--- Begin ---

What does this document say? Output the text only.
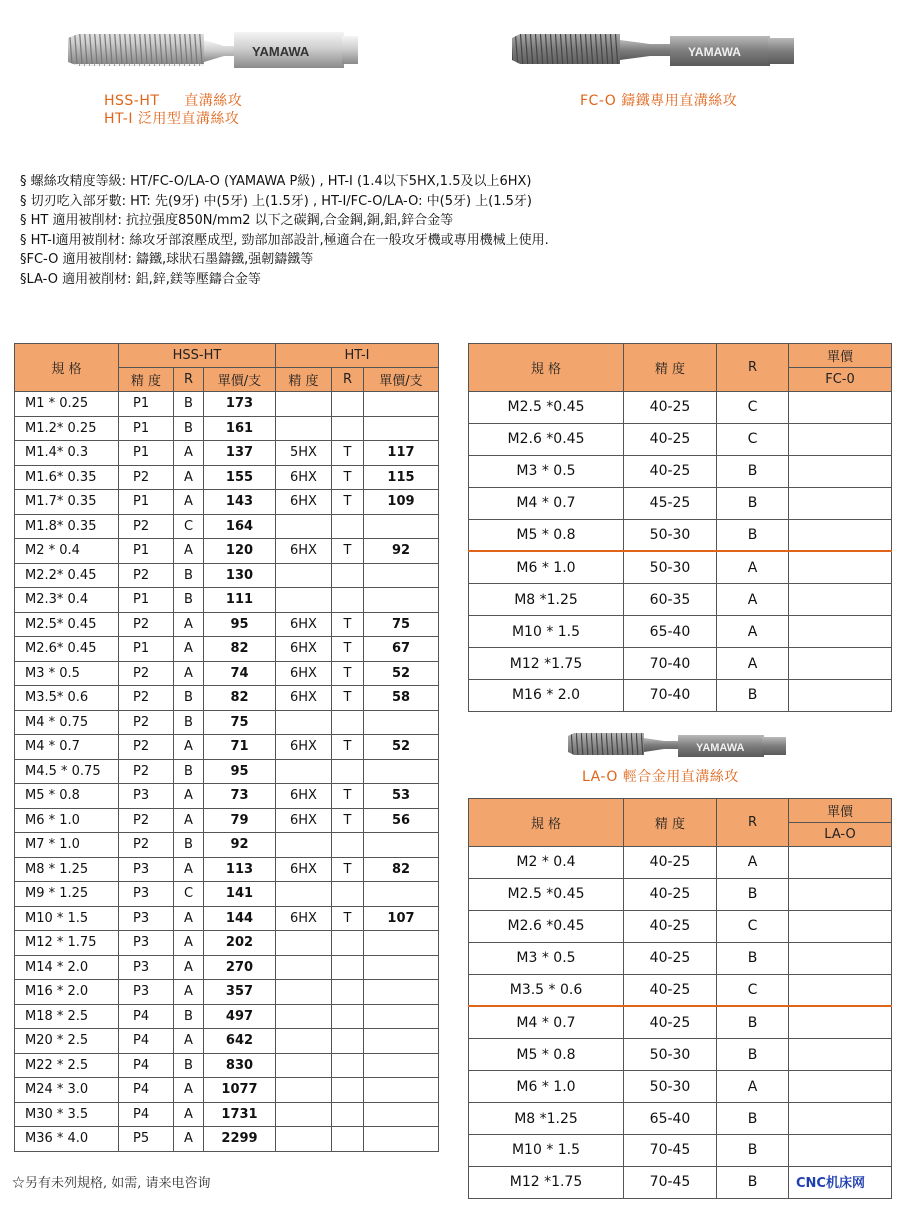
YAMAWA
HSS-HT 直溝絲攻
HT-I 泛用型直溝絲攻
YAMAWA
FC-O 鑄鐵專用直溝絲攻
§ 螺絲攻精度等級: HT/FC-O/LA-O (YAMAWA P級) , HT-I (1.4以下5HX,1.5及以上6HX)
§ 切刃吃入部牙數: HT: 先(9牙) 中(5牙) 上(1.5牙) , HT-I/FC-O/LA-O: 中(5牙) 上(1.5牙)
§ HT 適用被削材: 抗拉强度850N/mm2 以下之碳鋼,合金鋼,銅,鋁,鋅合金等
§ HT-I適用被削材: 絲攻牙部滾壓成型, 勁部加部設計,極適合在一般攻牙機或專用機械上使用.
§FC-O 適用被削材: 鑄鐵,球狀石墨鑄鐵,强韌鑄鐵等
§LA-O 適用被削材: 鋁,鋅,鎂等壓鑄合金等
規 格	HSS-HT			HT-I		
	精 度	R	單價/支	精 度	R	單價/支
M1 * 0.25	P1	B	173			
M1.2* 0.25	P1	B	161			
M1.4* 0.3	P1	A	137	5HX	T	117
M1.6* 0.35	P2	A	155	6HX	T	115
M1.7* 0.35	P1	A	143	6HX	T	109
M1.8* 0.35	P2	C	164			
M2 * 0.4	P1	A	120	6HX	T	92
M2.2* 0.45	P2	B	130			
M2.3* 0.4	P1	B	111			
M2.5* 0.45	P2	A	95	6HX	T	75
M2.6* 0.45	P1	A	82	6HX	T	67
M3 * 0.5	P2	A	74	6HX	T	52
M3.5* 0.6	P2	B	82	6HX	T	58
M4 * 0.75	P2	B	75			
M4 * 0.7	P2	A	71	6HX	T	52
M4.5 * 0.75	P2	B	95			
M5 * 0.8	P3	A	73	6HX	T	53
M6 * 1.0	P2	A	79	6HX	T	56
M7 * 1.0	P2	B	92			
M8 * 1.25	P3	A	113	6HX	T	82
M9 * 1.25	P3	C	141			
M10 * 1.5	P3	A	144	6HX	T	107
M12 * 1.75	P3	A	202			
M14 * 2.0	P3	A	270			
M16 * 2.0	P3	A	357			
M18 * 2.5	P4	B	497			
M20 * 2.5	P4	A	642			
M22 * 2.5	P4	B	830			
M24 * 3.0	P4	A	1077			
M30 * 3.5	P4	A	1731			
M36 * 4.0	P5	A	2299			
規 格	精 度	R	單價
			FC-0
M2.5 *0.45	40-25	C	
M2.6 *0.45	40-25	C	
M3 * 0.5	40-25	B	
M4 * 0.7	45-25	B	
M5 * 0.8	50-30	B	
M6 * 1.0	50-30	A	
M8 *1.25	60-35	A	
M10 * 1.5	65-40	A	
M12 *1.75	70-40	A	
M16 * 2.0	70-40	B	
YAMAWA
LA-O 輕合金用直溝絲攻
規 格	精 度	R	單價
			LA-O
M2 * 0.4	40-25	A	
M2.5 *0.45	40-25	B	
M2.6 *0.45	40-25	C	
M3 * 0.5	40-25	B	
M3.5 * 0.6	40-25	C	
M4 * 0.7	40-25	B	
M5 * 0.8	50-30	B	
M6 * 1.0	50-30	A	
M8 *1.25	65-40	B	
M10 * 1.5	70-45	B	
M12 *1.75	70-45	B	
☆另有未列規格, 如需, 请来电咨询	CNC机床网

--- End ---

Restate the data above exactly, stripping out each image.

**Solution for this task**
What does this document say? Output the text only.
YAMAWA
HSS-HT 直溝絲攻
HT-I 泛用型直溝絲攻
YAMAWA
FC-O 鑄鐵專用直溝絲攻
§ 螺絲攻精度等級: HT/FC-O/LA-O (YAMAWA P級) , HT-I (1.4以下5HX,1.5及以上6HX)
§ 切刃吃入部牙數: HT: 先(9牙) 中(5牙) 上(1.5牙) , HT-I/FC-O/LA-O: 中(5牙) 上(1.5牙)
§ HT 適用被削材: 抗拉强度850N/mm2 以下之碳鋼,合金鋼,銅,鋁,鋅合金等
§ HT-I適用被削材: 絲攻牙部滾壓成型, 勁部加部設計,極適合在一般攻牙機或專用機械上使用.
§FC-O 適用被削材: 鑄鐵,球狀石墨鑄鐵,强韌鑄鐵等
§LA-O 適用被削材: 鋁,鋅,鎂等壓鑄合金等
規 格	HSS-HT			HT-I		
	精 度	R	單價/支	精 度	R	單價/支
M1 * 0.25	P1	B	173			
M1.2* 0.25	P1	B	161			
M1.4* 0.3	P1	A	137	5HX	T	117
M1.6* 0.35	P2	A	155	6HX	T	115
M1.7* 0.35	P1	A	143	6HX	T	109
M1.8* 0.35	P2	C	164			
M2 * 0.4	P1	A	120	6HX	T	92
M2.2* 0.45	P2	B	130			
M2.3* 0.4	P1	B	111			
M2.5* 0.45	P2	A	95	6HX	T	75
M2.6* 0.45	P1	A	82	6HX	T	67
M3 * 0.5	P2	A	74	6HX	T	52
M3.5* 0.6	P2	B	82	6HX	T	58
M4 * 0.75	P2	B	75			
M4 * 0.7	P2	A	71	6HX	T	52
M4.5 * 0.75	P2	B	95			
M5 * 0.8	P3	A	73	6HX	T	53
M6 * 1.0	P2	A	79	6HX	T	56
M7 * 1.0	P2	B	92			
M8 * 1.25	P3	A	113	6HX	T	82
M9 * 1.25	P3	C	141			
M10 * 1.5	P3	A	144	6HX	T	107
M12 * 1.75	P3	A	202			
M14 * 2.0	P3	A	270			
M16 * 2.0	P3	A	357			
M18 * 2.5	P4	B	497			
M20 * 2.5	P4	A	642			
M22 * 2.5	P4	B	830			
M24 * 3.0	P4	A	1077			
M30 * 3.5	P4	A	1731			
M36 * 4.0	P5	A	2299			
規 格	精 度	R	單價
			FC-0
M2.5 *0.45	40-25	C	
M2.6 *0.45	40-25	C	
M3 * 0.5	40-25	B	
M4 * 0.7	45-25	B	
M5 * 0.8	50-30	B	
M6 * 1.0	50-30	A	
M8 *1.25	60-35	A	
M10 * 1.5	65-40	A	
M12 *1.75	70-40	A	
M16 * 2.0	70-40	B	
YAMAWA
LA-O 輕合金用直溝絲攻
規 格	精 度	R	單價
			LA-O
M2 * 0.4	40-25	A	
M2.5 *0.45	40-25	B	
M2.6 *0.45	40-25	C	
M3 * 0.5	40-25	B	
M3.5 * 0.6	40-25	C	
M4 * 0.7	40-25	B	
M5 * 0.8	50-30	B	
M6 * 1.0	50-30	A	
M8 *1.25	65-40	B	
M10 * 1.5	70-45	B	
M12 *1.75	70-45	B	
☆另有未列規格, 如需, 请来电咨询	CNC机床网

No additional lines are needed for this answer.